What is being asked = Emit the data below verbatim, stripping out any pictures.

——————

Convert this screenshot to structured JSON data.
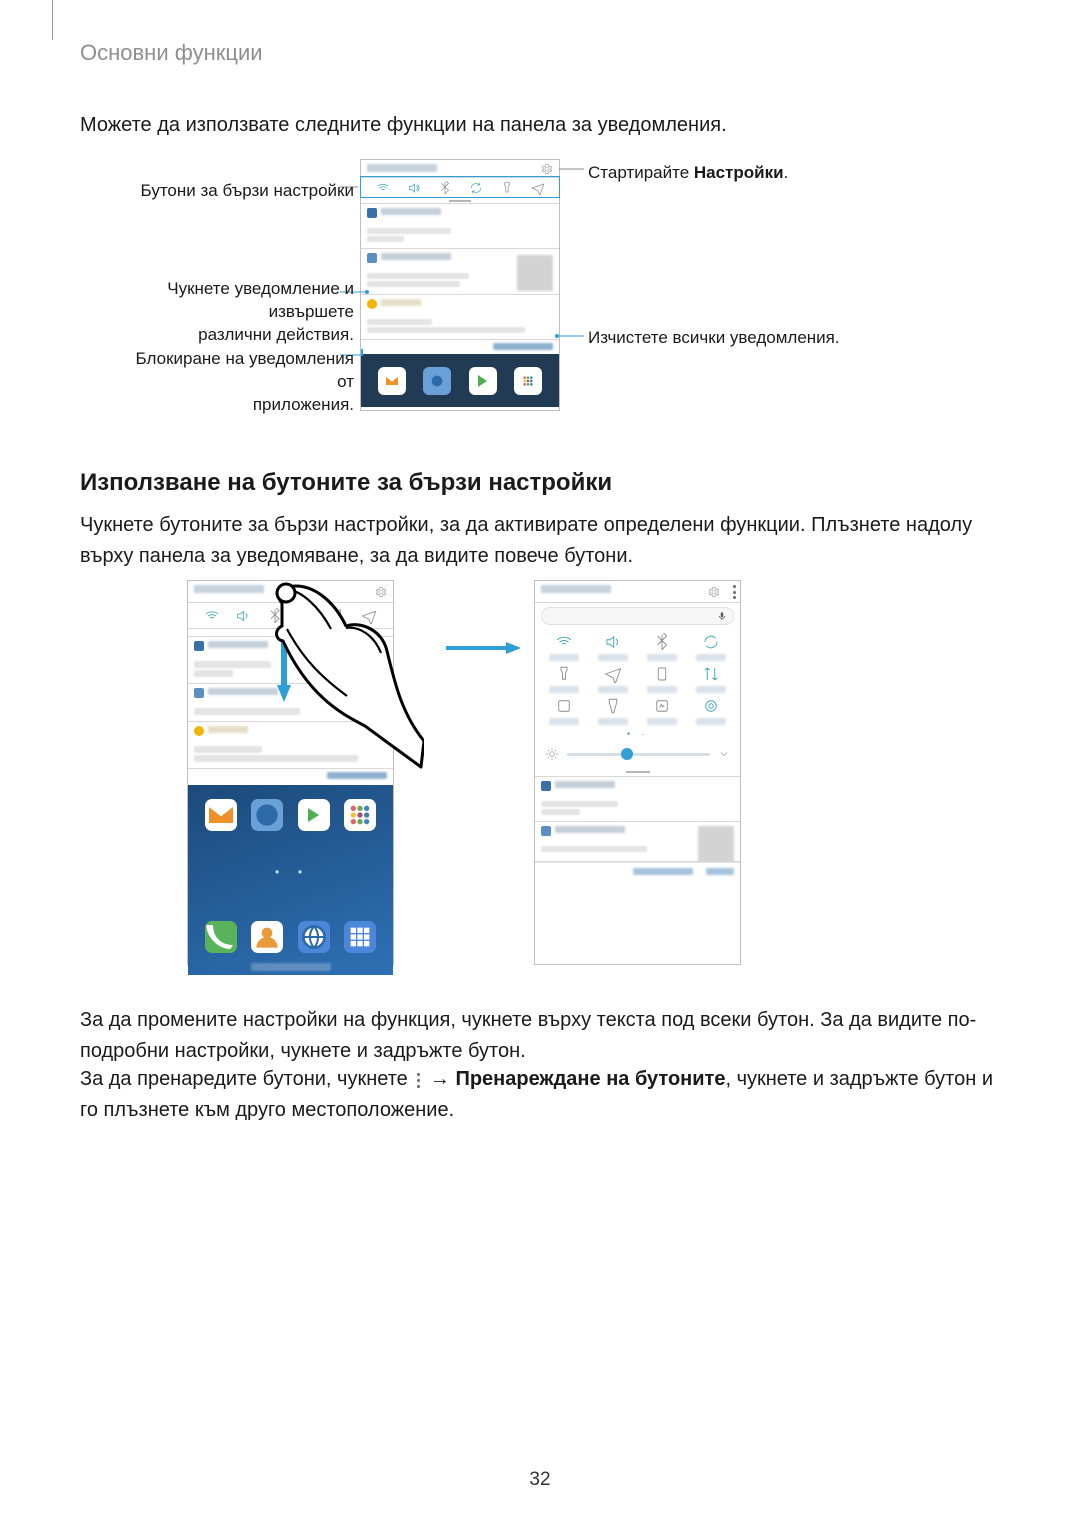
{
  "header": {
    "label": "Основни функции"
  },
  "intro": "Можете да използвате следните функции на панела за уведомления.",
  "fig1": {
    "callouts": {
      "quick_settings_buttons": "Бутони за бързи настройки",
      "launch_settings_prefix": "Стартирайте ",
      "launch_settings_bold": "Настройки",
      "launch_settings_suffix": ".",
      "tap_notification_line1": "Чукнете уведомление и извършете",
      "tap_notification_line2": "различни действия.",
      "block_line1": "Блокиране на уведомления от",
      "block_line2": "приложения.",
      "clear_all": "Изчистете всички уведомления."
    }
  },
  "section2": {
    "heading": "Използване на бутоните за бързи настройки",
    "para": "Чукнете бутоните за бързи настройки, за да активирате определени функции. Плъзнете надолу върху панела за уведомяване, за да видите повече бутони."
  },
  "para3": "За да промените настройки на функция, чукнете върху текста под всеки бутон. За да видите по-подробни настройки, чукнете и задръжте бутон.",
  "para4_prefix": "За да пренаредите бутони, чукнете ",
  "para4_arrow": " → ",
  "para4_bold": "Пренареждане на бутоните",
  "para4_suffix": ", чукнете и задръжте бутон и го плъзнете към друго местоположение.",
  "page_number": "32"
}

——————

The answer =
Convert this screenshot to structured JSON data.
{
  "header": {
    "label": "Основни функции"
  },
  "intro": "Можете да използвате следните функции на панела за уведомления.",
  "fig1": {
    "callouts": {
      "quick_settings_buttons": "Бутони за бързи настройки",
      "launch_settings_prefix": "Стартирайте ",
      "launch_settings_bold": "Настройки",
      "launch_settings_suffix": ".",
      "tap_notification_line1": "Чукнете уведомление и извършете",
      "tap_notification_line2": "различни действия.",
      "block_line1": "Блокиране на уведомления от",
      "block_line2": "приложения.",
      "clear_all": "Изчистете всички уведомления."
    }
  },
  "section2": {
    "heading": "Използване на бутоните за бързи настройки",
    "para": "Чукнете бутоните за бързи настройки, за да активирате определени функции. Плъзнете надолу върху панела за уведомяване, за да видите повече бутони."
  },
  "para3": "За да промените настройки на функция, чукнете върху текста под всеки бутон. За да видите по-подробни настройки, чукнете и задръжте бутон.",
  "para4_prefix": "За да пренаредите бутони, чукнете ",
  "para4_arrow": " → ",
  "para4_bold": "Пренареждане на бутоните",
  "para4_suffix": ", чукнете и задръжте бутон и го плъзнете към друго местоположение.",
  "page_number": "32"
}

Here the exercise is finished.